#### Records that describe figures
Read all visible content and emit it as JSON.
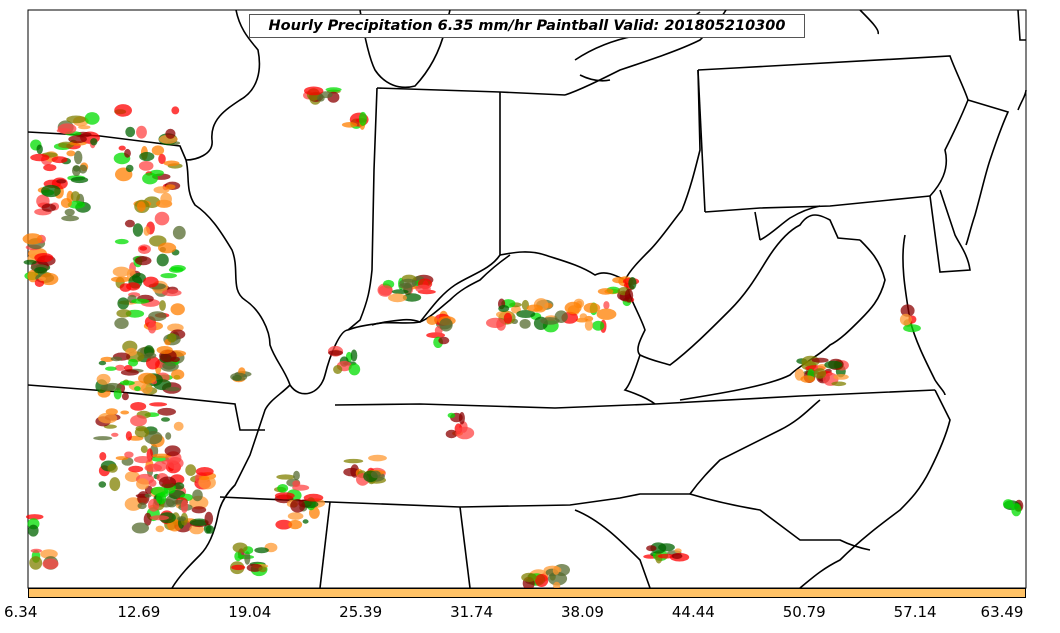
{
  "title": "Hourly Precipitation 6.35 mm/hr Paintball Valid: 201805210300",
  "colorbar": {
    "fill_color": "#ffc266",
    "ticks": [
      "6.34",
      "12.69",
      "19.04",
      "25.39",
      "31.74",
      "38.09",
      "44.44",
      "50.79",
      "57.14",
      "63.49"
    ]
  },
  "member_colors": [
    "#ff0000",
    "#ff7f00",
    "#00dd00",
    "#8b0000",
    "#808000",
    "#006400",
    "#ff4444",
    "#ff9933",
    "#556b2f"
  ],
  "map": {
    "region": "Central and Eastern United States",
    "features": [
      "state-borders",
      "coastline",
      "great-lakes"
    ]
  }
}
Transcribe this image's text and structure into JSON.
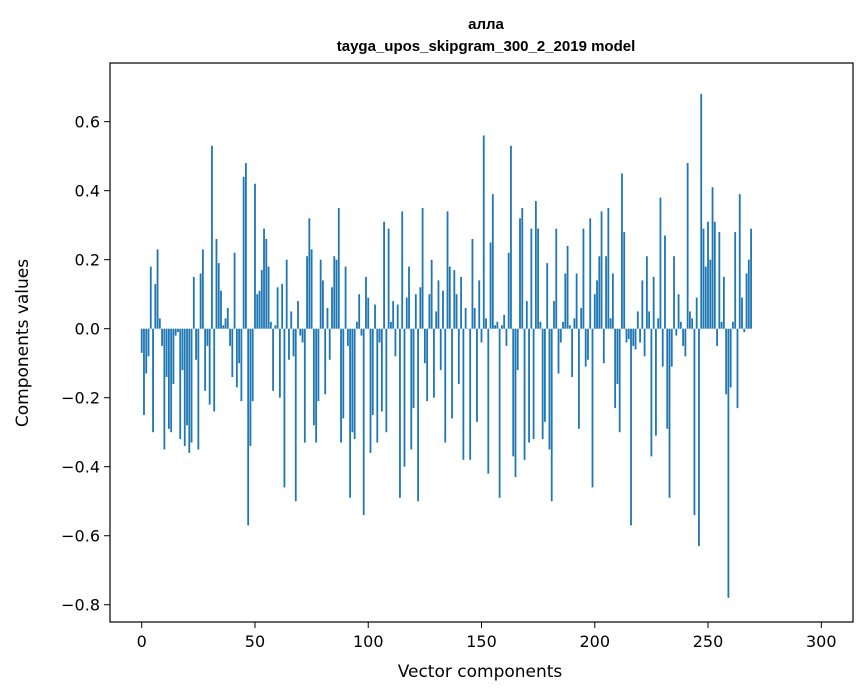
{
  "chart_data": {
    "type": "bar",
    "title_line1": "алла",
    "title_line2": "tayga_upos_skipgram_300_2_2019 model",
    "xlabel": "Vector components",
    "ylabel": "Components values",
    "xlim": [
      -14,
      314
    ],
    "ylim": [
      -0.85,
      0.77
    ],
    "xticks": [
      0,
      50,
      100,
      150,
      200,
      250,
      300
    ],
    "xtick_labels": [
      "0",
      "50",
      "100",
      "150",
      "200",
      "250",
      "300"
    ],
    "yticks": [
      -0.8,
      -0.6,
      -0.4,
      -0.2,
      0.0,
      0.2,
      0.4,
      0.6
    ],
    "ytick_labels": [
      "−0.8",
      "−0.6",
      "−0.4",
      "−0.2",
      "0.0",
      "0.2",
      "0.4",
      "0.6"
    ],
    "bar_color": "#1f77b4",
    "values": [
      -0.07,
      -0.25,
      -0.13,
      -0.08,
      0.18,
      -0.3,
      0.13,
      0.23,
      0.03,
      -0.05,
      -0.35,
      -0.14,
      -0.29,
      -0.3,
      -0.16,
      -0.02,
      -0.01,
      -0.32,
      -0.12,
      -0.34,
      -0.28,
      -0.36,
      -0.33,
      0.15,
      -0.09,
      -0.35,
      0.16,
      0.23,
      -0.18,
      -0.05,
      -0.22,
      0.53,
      -0.24,
      0.26,
      0.19,
      0.11,
      0.01,
      0.03,
      0.06,
      -0.05,
      -0.14,
      0.22,
      -0.17,
      -0.1,
      -0.21,
      0.44,
      0.48,
      -0.57,
      -0.34,
      -0.21,
      0.42,
      0.1,
      0.11,
      0.17,
      0.29,
      0.26,
      0.18,
      0.02,
      -0.18,
      0.01,
      0.12,
      -0.2,
      0.13,
      -0.46,
      0.2,
      -0.09,
      0.05,
      -0.08,
      -0.5,
      0.08,
      -0.02,
      -0.04,
      -0.33,
      0.21,
      0.32,
      0.23,
      -0.28,
      -0.33,
      -0.21,
      0.2,
      0.14,
      -0.19,
      0.06,
      -0.09,
      0.12,
      0.21,
      0.2,
      0.35,
      -0.33,
      -0.26,
      0.18,
      -0.05,
      -0.49,
      -0.3,
      -0.32,
      0.02,
      0.1,
      -0.02,
      -0.54,
      0.15,
      0.09,
      -0.36,
      -0.25,
      0.07,
      -0.33,
      -0.04,
      -0.24,
      0.31,
      -0.3,
      0.29,
      0.02,
      0.08,
      -0.08,
      0.07,
      -0.49,
      0.34,
      -0.4,
      0.09,
      0.18,
      -0.35,
      -0.23,
      0.1,
      -0.5,
      0.12,
      0.35,
      -0.1,
      -0.21,
      0.1,
      0.2,
      -0.2,
      0.05,
      0.14,
      -0.12,
      0.11,
      -0.33,
      0.34,
      0.18,
      -0.26,
      0.17,
      0.1,
      -0.16,
      0.15,
      -0.38,
      0.06,
      0.0,
      -0.38,
      0.26,
      0.06,
      -0.27,
      0.14,
      -0.04,
      0.56,
      0.03,
      -0.42,
      0.25,
      0.39,
      0.01,
      0.02,
      -0.49,
      0.01,
      0.04,
      -0.05,
      0.22,
      0.53,
      -0.37,
      -0.43,
      -0.12,
      0.32,
      0.35,
      -0.38,
      0.08,
      -0.33,
      0.29,
      -0.32,
      0.37,
      0.29,
      0.02,
      -0.32,
      -0.27,
      0.19,
      -0.35,
      -0.5,
      0.08,
      0.29,
      -0.13,
      -0.04,
      0.02,
      0.16,
      0.24,
      0.01,
      -0.14,
      0.03,
      0.16,
      -0.29,
      0.06,
      0.29,
      -0.11,
      -0.09,
      0.32,
      -0.46,
      0.1,
      0.14,
      0.21,
      0.34,
      -0.1,
      0.21,
      0.35,
      0.03,
      0.16,
      -0.23,
      -0.16,
      -0.3,
      0.45,
      0.28,
      -0.04,
      -0.03,
      -0.57,
      -0.05,
      -0.06,
      0.05,
      -0.04,
      0.14,
      -0.08,
      0.21,
      0.05,
      -0.37,
      0.15,
      -0.31,
      0.03,
      0.38,
      -0.11,
      0.27,
      -0.29,
      -0.49,
      -0.11,
      0.21,
      -0.02,
      0.1,
      0.02,
      -0.05,
      -0.08,
      0.48,
      0.05,
      0.03,
      -0.54,
      0.09,
      -0.63,
      0.68,
      0.29,
      0.18,
      0.31,
      0.2,
      0.41,
      0.31,
      -0.05,
      0.28,
      0.02,
      0.15,
      -0.19,
      -0.78,
      -0.17,
      0.02,
      0.28,
      -0.23,
      0.39,
      0.09,
      -0.01,
      0.16,
      0.2,
      0.29
    ]
  }
}
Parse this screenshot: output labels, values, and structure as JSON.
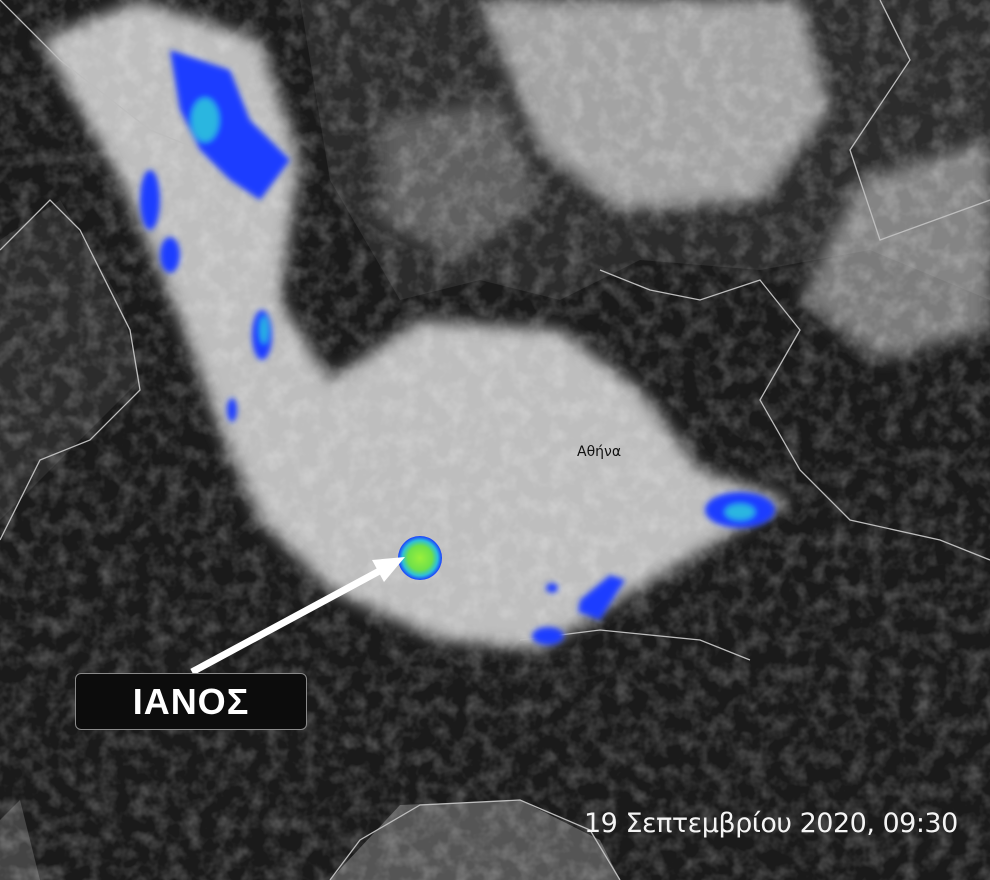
{
  "image": {
    "type": "satellite-infrared-with-precipitation-overlay",
    "storm_label": "ΙΑΝΟΣ",
    "city_label": "Αθήνα",
    "timestamp": "19 Σεπτεμβρίου 2020, 09:30",
    "colors": {
      "background_sea": "#1a1a1a",
      "cloud": "#e8e8e8",
      "coastline": "#bdbdbd",
      "precip_low": "#1a3cff",
      "precip_mid": "#29b6e0",
      "precip_high": "#8ee83a",
      "arrow": "#ffffff",
      "label_box": "#0c0c0c"
    }
  }
}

#### Brief
Write out exactly the lines from the line holding "Parse this screenshot: output" through the last line of the records above, inclusive, and nothing more. Leave out the pictures.

#### Complete response
Parse this screenshot: output labels, values, and structure as JSON.
{
  "image": {
    "type": "satellite-infrared-with-precipitation-overlay",
    "storm_label": "ΙΑΝΟΣ",
    "city_label": "Αθήνα",
    "timestamp": "19 Σεπτεμβρίου 2020, 09:30",
    "colors": {
      "background_sea": "#1a1a1a",
      "cloud": "#e8e8e8",
      "coastline": "#bdbdbd",
      "precip_low": "#1a3cff",
      "precip_mid": "#29b6e0",
      "precip_high": "#8ee83a",
      "arrow": "#ffffff",
      "label_box": "#0c0c0c"
    }
  }
}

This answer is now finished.